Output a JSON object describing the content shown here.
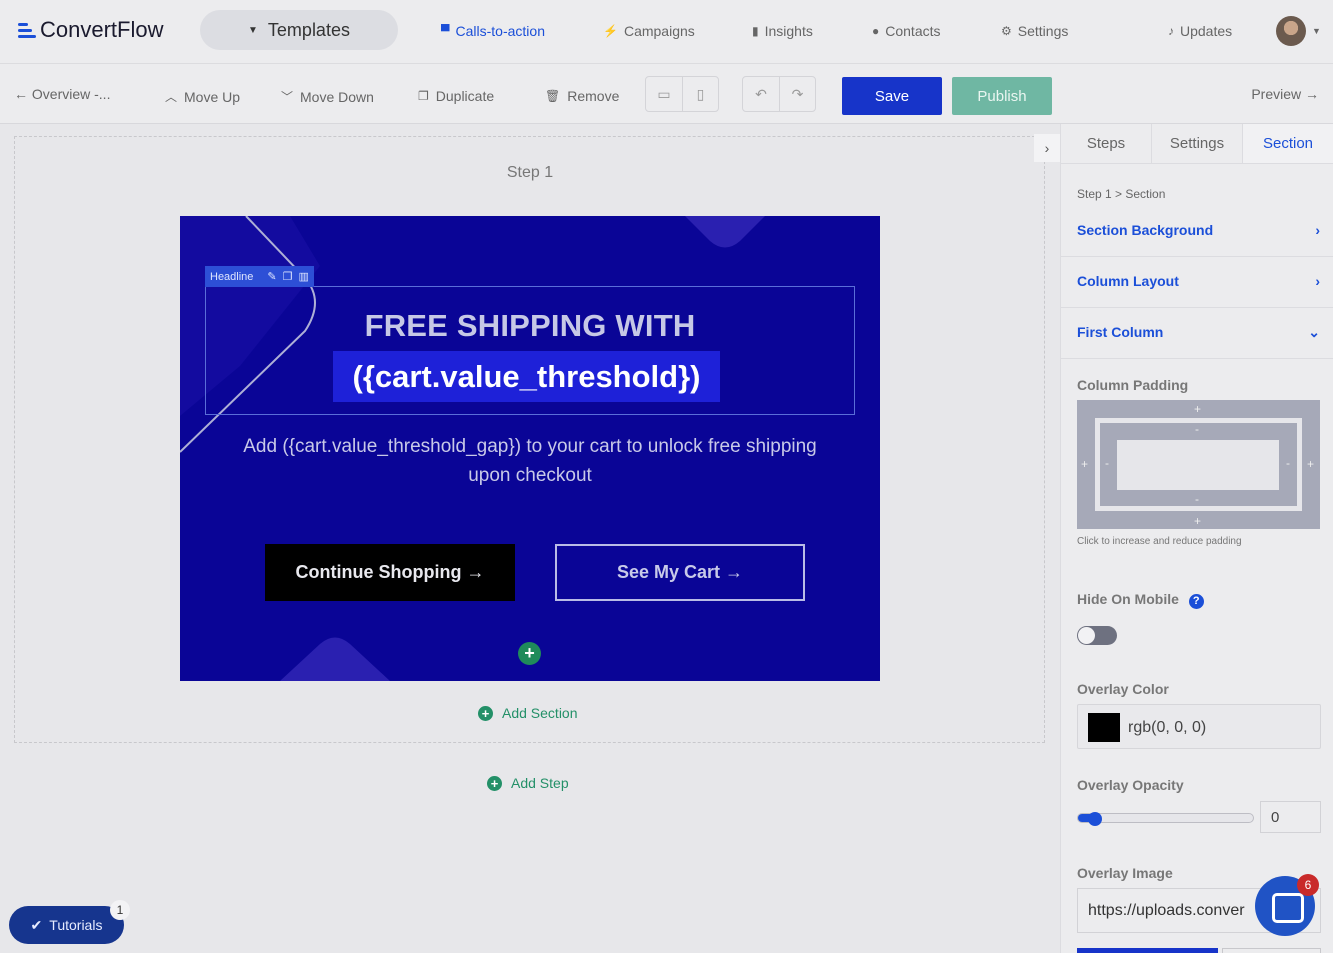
{
  "brand": {
    "name": "ConvertFlow",
    "accent": "#1b4fd8"
  },
  "topnav": {
    "templates": "Templates",
    "links": [
      "Calls-to-action",
      "Campaigns",
      "Insights",
      "Contacts",
      "Settings"
    ],
    "updates": "Updates"
  },
  "toolbar": {
    "back": "← Overview -...",
    "move_up": "Move Up",
    "move_down": "Move Down",
    "duplicate": "Duplicate",
    "remove": "Remove",
    "save": "Save",
    "publish": "Publish",
    "preview": "Preview →"
  },
  "canvas": {
    "step_title": "Step 1",
    "headline_tag": "Headline",
    "headline_line1": "FREE SHIPPING WITH",
    "headline_line2": "({cart.value_threshold})",
    "subtext": "Add ({cart.value_threshold_gap}) to your cart to unlock free shipping upon checkout",
    "button_primary": "Continue Shopping →",
    "button_secondary": "See My Cart →",
    "add_section": "Add Section",
    "add_step": "Add Step",
    "section_bg": "#0a0596"
  },
  "tutorials": {
    "label": "Tutorials",
    "badge": "1"
  },
  "panel": {
    "tabs": [
      "Steps",
      "Settings",
      "Section"
    ],
    "breadcrumb": "Step 1 > Section",
    "accordions": [
      "Section Background",
      "Column Layout",
      "First Column"
    ],
    "column_padding_label": "Column Padding",
    "padding_hint": "Click to increase and reduce padding",
    "hide_on_mobile_label": "Hide On Mobile",
    "hide_on_mobile": false,
    "overlay_color_label": "Overlay Color",
    "overlay_color": "rgb(0, 0, 0)",
    "overlay_opacity_label": "Overlay Opacity",
    "overlay_opacity": "0",
    "overlay_image_label": "Overlay Image",
    "overlay_image": "https://uploads.conver"
  },
  "chat": {
    "badge": "6"
  }
}
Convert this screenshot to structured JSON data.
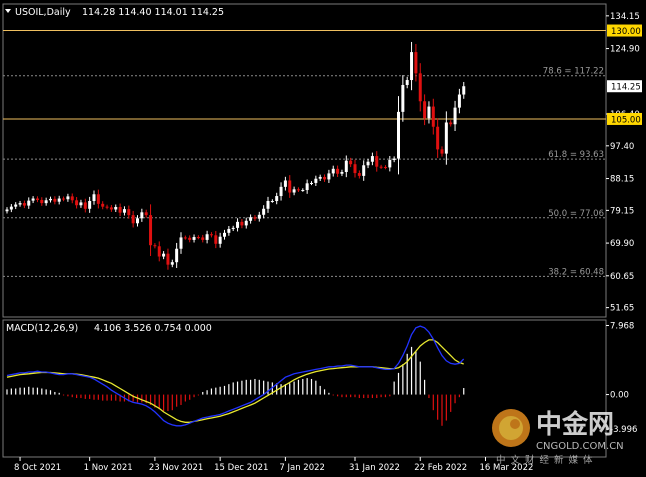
{
  "header": {
    "symbol": "USOIL,Daily",
    "ohlc": "114.28 114.40 114.01 114.25"
  },
  "indicator": {
    "title": "MACD(12,26,9)",
    "values": "4.106 3.526 0.754 0.000"
  },
  "watermark": {
    "brand": "中金网",
    "site": "CNGOLD.COM.CN",
    "tagline": "中文财经新媒体"
  },
  "colors": {
    "background": "#000000",
    "bull_candle": "#ffffff",
    "bear_candle": "#e01010",
    "macd_line": "#2233ff",
    "signal_line": "#e8e830",
    "hist_pos": "#ffffff",
    "hist_neg": "#e01010",
    "level_line": "#f0c060",
    "fib_line": "#8a8a8a",
    "current_price_bg": "#ffffff",
    "level_price_bg": "#ffd700"
  },
  "chart_data": [
    {
      "type": "candlestick",
      "title": "USOIL,Daily",
      "ylim": [
        49.0,
        137.5
      ],
      "yticks": [
        "134.15",
        "124.90",
        "106.40",
        "97.40",
        "88.15",
        "79.15",
        "69.90",
        "60.65",
        "51.65"
      ],
      "x_labels": [
        "8 Oct 2021",
        "1 Nov 2021",
        "23 Nov 2021",
        "15 Dec 2021",
        "7 Jan 2022",
        "31 Jan 2022",
        "22 Feb 2022",
        "16 Mar 2022"
      ],
      "levels": [
        {
          "label": "130.00",
          "value": 130.0
        },
        {
          "label": "105.00",
          "value": 105.0
        }
      ],
      "fib_levels": [
        {
          "label": "78.6 = 117.22",
          "value": 117.22
        },
        {
          "label": "61.8 = 93.63",
          "value": 93.63
        },
        {
          "label": "50.0 = 77.06",
          "value": 77.06
        },
        {
          "label": "38.2 = 60.48",
          "value": 60.48
        }
      ],
      "current_price": {
        "label": "114.25",
        "value": 114.25
      },
      "close": [
        79.4,
        80.2,
        80.8,
        81.2,
        80.5,
        81.9,
        82.5,
        82.1,
        81.2,
        82.0,
        82.4,
        81.6,
        82.5,
        82.3,
        83.1,
        82.0,
        80.6,
        81.4,
        79.6,
        81.8,
        83.7,
        81.0,
        80.2,
        80.0,
        79.4,
        80.1,
        78.5,
        79.5,
        77.8,
        75.5,
        76.9,
        78.6,
        77.8,
        69.3,
        69.0,
        66.1,
        66.9,
        63.8,
        64.5,
        68.3,
        71.5,
        71.4,
        70.8,
        71.6,
        71.5,
        70.8,
        72.4,
        72.1,
        69.7,
        71.7,
        72.8,
        73.9,
        74.2,
        75.9,
        74.9,
        76.2,
        77.2,
        76.8,
        77.9,
        79.6,
        81.8,
        81.8,
        83.2,
        85.8,
        87.6,
        84.2,
        85.1,
        84.9,
        84.9,
        86.8,
        86.9,
        88.1,
        88.6,
        87.9,
        89.6,
        90.9,
        89.5,
        90.0,
        93.2,
        92.2,
        89.7,
        88.9,
        91.9,
        92.9,
        94.5,
        91.5,
        91.4,
        91.3,
        93.4,
        93.8,
        107.0,
        114.6,
        116.0,
        123.9,
        117.9,
        110.0,
        105.2,
        108.5,
        102.8,
        96.4,
        95.2,
        104.0,
        103.5,
        108.2,
        111.9,
        114.25
      ],
      "xtick_index": [
        3,
        19,
        34,
        49,
        64,
        80,
        95,
        110
      ]
    },
    {
      "type": "bar+line",
      "title": "MACD(12,26,9)",
      "ylim": [
        -7.2,
        8.6
      ],
      "yticks": [
        "7.968",
        "0.00",
        "-3.996"
      ],
      "series": [
        {
          "name": "MACD(12,26,9)",
          "values": [
            2.2,
            2.3,
            2.4,
            2.5,
            2.5,
            2.6,
            2.6,
            2.7,
            2.6,
            2.6,
            2.5,
            2.4,
            2.3,
            2.3,
            2.4,
            2.4,
            2.3,
            2.2,
            2.1,
            2.0,
            1.8,
            1.5,
            1.2,
            0.9,
            0.5,
            0.2,
            -0.1,
            -0.4,
            -0.7,
            -0.9,
            -1.0,
            -1.1,
            -1.3,
            -1.6,
            -2.0,
            -2.5,
            -3.0,
            -3.3,
            -3.5,
            -3.6,
            -3.6,
            -3.5,
            -3.3,
            -3.1,
            -2.9,
            -2.7,
            -2.6,
            -2.5,
            -2.4,
            -2.3,
            -2.1,
            -1.9,
            -1.7,
            -1.5,
            -1.3,
            -1.1,
            -0.9,
            -0.6,
            -0.3,
            0.0,
            0.4,
            0.8,
            1.2,
            1.6,
            2.0,
            2.2,
            2.4,
            2.5,
            2.6,
            2.7,
            2.8,
            2.9,
            3.0,
            3.1,
            3.2,
            3.2,
            3.3,
            3.3,
            3.4,
            3.4,
            3.3,
            3.2,
            3.2,
            3.2,
            3.2,
            3.1,
            3.0,
            2.9,
            2.9,
            3.0,
            3.6,
            4.5,
            5.6,
            6.9,
            7.7,
            7.9,
            7.7,
            7.2,
            6.4,
            5.4,
            4.5,
            3.9,
            3.6,
            3.5,
            3.6,
            4.106
          ]
        },
        {
          "name": "Signal",
          "values": [
            2.0,
            2.1,
            2.2,
            2.3,
            2.35,
            2.4,
            2.45,
            2.5,
            2.55,
            2.55,
            2.55,
            2.5,
            2.45,
            2.4,
            2.4,
            2.4,
            2.35,
            2.3,
            2.2,
            2.1,
            2.0,
            1.9,
            1.7,
            1.5,
            1.3,
            1.0,
            0.7,
            0.4,
            0.1,
            -0.2,
            -0.4,
            -0.6,
            -0.8,
            -1.0,
            -1.3,
            -1.6,
            -2.0,
            -2.3,
            -2.6,
            -2.9,
            -3.1,
            -3.2,
            -3.2,
            -3.1,
            -3.0,
            -2.9,
            -2.8,
            -2.7,
            -2.6,
            -2.5,
            -2.35,
            -2.2,
            -2.0,
            -1.8,
            -1.6,
            -1.4,
            -1.2,
            -1.0,
            -0.7,
            -0.4,
            -0.1,
            0.2,
            0.5,
            0.8,
            1.1,
            1.4,
            1.7,
            1.95,
            2.15,
            2.35,
            2.5,
            2.65,
            2.75,
            2.85,
            2.95,
            3.0,
            3.05,
            3.1,
            3.15,
            3.2,
            3.2,
            3.2,
            3.2,
            3.2,
            3.2,
            3.15,
            3.1,
            3.05,
            3.0,
            3.0,
            3.1,
            3.4,
            3.8,
            4.4,
            5.0,
            5.6,
            6.0,
            6.3,
            6.3,
            6.0,
            5.5,
            5.0,
            4.5,
            4.0,
            3.7,
            3.526
          ]
        },
        {
          "name": "Histogram",
          "values": [
            0.6,
            0.7,
            0.7,
            0.8,
            0.8,
            0.9,
            0.8,
            0.8,
            0.7,
            0.6,
            0.5,
            0.3,
            0.2,
            -0.1,
            -0.2,
            -0.3,
            -0.4,
            -0.4,
            -0.5,
            -0.5,
            -0.6,
            -0.6,
            -0.7,
            -0.7,
            -0.7,
            -0.7,
            -0.8,
            -0.8,
            -0.8,
            -0.8,
            -0.9,
            -0.9,
            -1.0,
            -1.2,
            -1.5,
            -1.7,
            -1.9,
            -1.9,
            -1.8,
            -1.4,
            -1.2,
            -0.8,
            -0.6,
            -0.3,
            -0.1,
            0.3,
            0.5,
            0.7,
            0.8,
            0.9,
            1.0,
            1.2,
            1.4,
            1.5,
            1.6,
            1.7,
            1.7,
            1.8,
            1.7,
            1.6,
            1.5,
            1.4,
            1.3,
            1.2,
            1.2,
            1.3,
            1.5,
            1.7,
            1.8,
            1.9,
            1.8,
            1.6,
            1.0,
            0.6,
            0.2,
            -0.1,
            -0.2,
            -0.3,
            -0.3,
            -0.3,
            -0.3,
            -0.4,
            -0.4,
            -0.4,
            -0.4,
            -0.4,
            -0.3,
            -0.3,
            -0.2,
            1.5,
            2.5,
            3.5,
            4.7,
            5.5,
            5.0,
            3.8,
            1.7,
            -0.4,
            -1.8,
            -2.9,
            -3.6,
            -3.0,
            -2.0,
            -1.0,
            -0.3,
            0.754
          ]
        }
      ]
    }
  ]
}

REQUIRED WORK → In how many lines does the word "ffffff" appear? Respond with the number alone.

RESULT FOR THIS EXERCISE → 3